§ Goal: Return, word for word, every line that follows.
===== Extracted records
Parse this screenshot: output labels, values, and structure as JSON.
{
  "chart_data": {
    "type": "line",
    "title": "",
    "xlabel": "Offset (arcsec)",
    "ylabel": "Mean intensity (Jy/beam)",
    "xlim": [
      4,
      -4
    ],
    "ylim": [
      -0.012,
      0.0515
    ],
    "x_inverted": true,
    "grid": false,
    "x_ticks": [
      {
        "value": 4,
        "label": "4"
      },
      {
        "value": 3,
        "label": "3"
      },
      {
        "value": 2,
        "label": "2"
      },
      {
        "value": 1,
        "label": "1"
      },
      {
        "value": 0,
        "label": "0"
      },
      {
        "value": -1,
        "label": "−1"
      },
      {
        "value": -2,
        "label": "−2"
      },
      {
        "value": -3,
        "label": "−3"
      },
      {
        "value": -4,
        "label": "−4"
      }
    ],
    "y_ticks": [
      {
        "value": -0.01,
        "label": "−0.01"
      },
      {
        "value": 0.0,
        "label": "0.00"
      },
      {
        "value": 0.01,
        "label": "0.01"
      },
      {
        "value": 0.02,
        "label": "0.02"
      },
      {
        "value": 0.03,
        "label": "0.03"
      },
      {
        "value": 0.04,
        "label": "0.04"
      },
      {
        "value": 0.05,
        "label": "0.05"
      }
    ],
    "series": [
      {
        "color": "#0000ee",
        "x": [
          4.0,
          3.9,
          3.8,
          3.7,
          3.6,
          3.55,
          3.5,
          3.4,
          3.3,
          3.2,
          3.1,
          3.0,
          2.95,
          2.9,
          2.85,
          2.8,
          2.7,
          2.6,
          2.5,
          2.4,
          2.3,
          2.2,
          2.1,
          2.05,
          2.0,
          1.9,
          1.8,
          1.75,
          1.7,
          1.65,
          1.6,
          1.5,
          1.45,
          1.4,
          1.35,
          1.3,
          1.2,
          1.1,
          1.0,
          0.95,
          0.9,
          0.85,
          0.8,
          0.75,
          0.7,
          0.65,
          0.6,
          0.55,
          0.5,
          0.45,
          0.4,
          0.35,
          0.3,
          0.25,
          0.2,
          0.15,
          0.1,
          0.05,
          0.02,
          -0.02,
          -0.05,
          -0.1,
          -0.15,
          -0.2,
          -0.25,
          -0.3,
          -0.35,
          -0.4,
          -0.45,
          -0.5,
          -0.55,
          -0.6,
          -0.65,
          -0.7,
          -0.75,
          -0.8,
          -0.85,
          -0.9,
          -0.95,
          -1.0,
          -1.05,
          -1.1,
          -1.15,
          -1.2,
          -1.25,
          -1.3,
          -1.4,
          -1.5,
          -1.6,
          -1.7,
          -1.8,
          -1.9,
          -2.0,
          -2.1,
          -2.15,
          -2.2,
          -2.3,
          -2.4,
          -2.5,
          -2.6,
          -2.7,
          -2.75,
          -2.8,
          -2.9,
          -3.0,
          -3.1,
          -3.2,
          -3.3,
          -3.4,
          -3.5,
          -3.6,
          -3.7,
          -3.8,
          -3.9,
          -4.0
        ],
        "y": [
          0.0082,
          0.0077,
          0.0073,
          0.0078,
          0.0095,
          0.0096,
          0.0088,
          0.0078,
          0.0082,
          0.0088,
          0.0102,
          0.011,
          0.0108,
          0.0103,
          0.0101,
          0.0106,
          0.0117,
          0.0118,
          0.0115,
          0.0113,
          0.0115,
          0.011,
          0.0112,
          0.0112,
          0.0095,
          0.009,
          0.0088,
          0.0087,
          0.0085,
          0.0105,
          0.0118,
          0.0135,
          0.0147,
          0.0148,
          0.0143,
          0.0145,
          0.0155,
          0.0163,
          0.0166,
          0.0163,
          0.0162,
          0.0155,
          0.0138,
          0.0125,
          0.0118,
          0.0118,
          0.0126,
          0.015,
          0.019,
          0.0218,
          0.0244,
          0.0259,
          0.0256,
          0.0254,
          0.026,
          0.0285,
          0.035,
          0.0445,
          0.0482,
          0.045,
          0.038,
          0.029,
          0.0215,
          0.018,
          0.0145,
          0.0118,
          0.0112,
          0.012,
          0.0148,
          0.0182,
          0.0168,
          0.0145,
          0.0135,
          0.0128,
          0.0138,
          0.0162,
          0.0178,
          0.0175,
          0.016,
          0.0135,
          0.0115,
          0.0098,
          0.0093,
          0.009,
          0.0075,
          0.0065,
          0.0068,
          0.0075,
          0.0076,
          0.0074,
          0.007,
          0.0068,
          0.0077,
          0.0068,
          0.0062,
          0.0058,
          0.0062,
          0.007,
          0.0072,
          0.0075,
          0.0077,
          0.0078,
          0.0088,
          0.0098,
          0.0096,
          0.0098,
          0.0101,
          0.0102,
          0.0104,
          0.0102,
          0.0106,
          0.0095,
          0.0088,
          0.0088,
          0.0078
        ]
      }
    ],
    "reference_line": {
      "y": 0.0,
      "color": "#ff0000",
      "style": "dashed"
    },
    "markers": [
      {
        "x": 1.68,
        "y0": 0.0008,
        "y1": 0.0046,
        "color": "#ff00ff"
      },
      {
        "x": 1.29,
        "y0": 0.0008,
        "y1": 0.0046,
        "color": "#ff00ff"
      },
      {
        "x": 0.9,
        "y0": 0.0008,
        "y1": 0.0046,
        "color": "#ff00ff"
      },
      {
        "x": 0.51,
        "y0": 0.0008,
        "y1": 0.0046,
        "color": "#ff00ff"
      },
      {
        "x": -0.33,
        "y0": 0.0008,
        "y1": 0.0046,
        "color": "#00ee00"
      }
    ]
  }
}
==========
§ Result:
Parse this screenshot: output labels, values, and structure as JSON.
{
  "chart_data": {
    "type": "line",
    "title": "",
    "xlabel": "Offset (arcsec)",
    "ylabel": "Mean intensity (Jy/beam)",
    "xlim": [
      4,
      -4
    ],
    "ylim": [
      -0.012,
      0.0515
    ],
    "x_inverted": true,
    "grid": false,
    "x_ticks": [
      {
        "value": 4,
        "label": "4"
      },
      {
        "value": 3,
        "label": "3"
      },
      {
        "value": 2,
        "label": "2"
      },
      {
        "value": 1,
        "label": "1"
      },
      {
        "value": 0,
        "label": "0"
      },
      {
        "value": -1,
        "label": "−1"
      },
      {
        "value": -2,
        "label": "−2"
      },
      {
        "value": -3,
        "label": "−3"
      },
      {
        "value": -4,
        "label": "−4"
      }
    ],
    "y_ticks": [
      {
        "value": -0.01,
        "label": "−0.01"
      },
      {
        "value": 0.0,
        "label": "0.00"
      },
      {
        "value": 0.01,
        "label": "0.01"
      },
      {
        "value": 0.02,
        "label": "0.02"
      },
      {
        "value": 0.03,
        "label": "0.03"
      },
      {
        "value": 0.04,
        "label": "0.04"
      },
      {
        "value": 0.05,
        "label": "0.05"
      }
    ],
    "series": [
      {
        "color": "#0000ee",
        "x": [
          4.0,
          3.9,
          3.8,
          3.7,
          3.6,
          3.55,
          3.5,
          3.4,
          3.3,
          3.2,
          3.1,
          3.0,
          2.95,
          2.9,
          2.85,
          2.8,
          2.7,
          2.6,
          2.5,
          2.4,
          2.3,
          2.2,
          2.1,
          2.05,
          2.0,
          1.9,
          1.8,
          1.75,
          1.7,
          1.65,
          1.6,
          1.5,
          1.45,
          1.4,
          1.35,
          1.3,
          1.2,
          1.1,
          1.0,
          0.95,
          0.9,
          0.85,
          0.8,
          0.75,
          0.7,
          0.65,
          0.6,
          0.55,
          0.5,
          0.45,
          0.4,
          0.35,
          0.3,
          0.25,
          0.2,
          0.15,
          0.1,
          0.05,
          0.02,
          -0.02,
          -0.05,
          -0.1,
          -0.15,
          -0.2,
          -0.25,
          -0.3,
          -0.35,
          -0.4,
          -0.45,
          -0.5,
          -0.55,
          -0.6,
          -0.65,
          -0.7,
          -0.75,
          -0.8,
          -0.85,
          -0.9,
          -0.95,
          -1.0,
          -1.05,
          -1.1,
          -1.15,
          -1.2,
          -1.25,
          -1.3,
          -1.4,
          -1.5,
          -1.6,
          -1.7,
          -1.8,
          -1.9,
          -2.0,
          -2.1,
          -2.15,
          -2.2,
          -2.3,
          -2.4,
          -2.5,
          -2.6,
          -2.7,
          -2.75,
          -2.8,
          -2.9,
          -3.0,
          -3.1,
          -3.2,
          -3.3,
          -3.4,
          -3.5,
          -3.6,
          -3.7,
          -3.8,
          -3.9,
          -4.0
        ],
        "y": [
          0.0082,
          0.0077,
          0.0073,
          0.0078,
          0.0095,
          0.0096,
          0.0088,
          0.0078,
          0.0082,
          0.0088,
          0.0102,
          0.011,
          0.0108,
          0.0103,
          0.0101,
          0.0106,
          0.0117,
          0.0118,
          0.0115,
          0.0113,
          0.0115,
          0.011,
          0.0112,
          0.0112,
          0.0095,
          0.009,
          0.0088,
          0.0087,
          0.0085,
          0.0105,
          0.0118,
          0.0135,
          0.0147,
          0.0148,
          0.0143,
          0.0145,
          0.0155,
          0.0163,
          0.0166,
          0.0163,
          0.0162,
          0.0155,
          0.0138,
          0.0125,
          0.0118,
          0.0118,
          0.0126,
          0.015,
          0.019,
          0.0218,
          0.0244,
          0.0259,
          0.0256,
          0.0254,
          0.026,
          0.0285,
          0.035,
          0.0445,
          0.0482,
          0.045,
          0.038,
          0.029,
          0.0215,
          0.018,
          0.0145,
          0.0118,
          0.0112,
          0.012,
          0.0148,
          0.0182,
          0.0168,
          0.0145,
          0.0135,
          0.0128,
          0.0138,
          0.0162,
          0.0178,
          0.0175,
          0.016,
          0.0135,
          0.0115,
          0.0098,
          0.0093,
          0.009,
          0.0075,
          0.0065,
          0.0068,
          0.0075,
          0.0076,
          0.0074,
          0.007,
          0.0068,
          0.0077,
          0.0068,
          0.0062,
          0.0058,
          0.0062,
          0.007,
          0.0072,
          0.0075,
          0.0077,
          0.0078,
          0.0088,
          0.0098,
          0.0096,
          0.0098,
          0.0101,
          0.0102,
          0.0104,
          0.0102,
          0.0106,
          0.0095,
          0.0088,
          0.0088,
          0.0078
        ]
      }
    ],
    "reference_line": {
      "y": 0.0,
      "color": "#ff0000",
      "style": "dashed"
    },
    "markers": [
      {
        "x": 1.68,
        "y0": 0.0008,
        "y1": 0.0046,
        "color": "#ff00ff"
      },
      {
        "x": 1.29,
        "y0": 0.0008,
        "y1": 0.0046,
        "color": "#ff00ff"
      },
      {
        "x": 0.9,
        "y0": 0.0008,
        "y1": 0.0046,
        "color": "#ff00ff"
      },
      {
        "x": 0.51,
        "y0": 0.0008,
        "y1": 0.0046,
        "color": "#ff00ff"
      },
      {
        "x": -0.33,
        "y0": 0.0008,
        "y1": 0.0046,
        "color": "#00ee00"
      }
    ]
  }
}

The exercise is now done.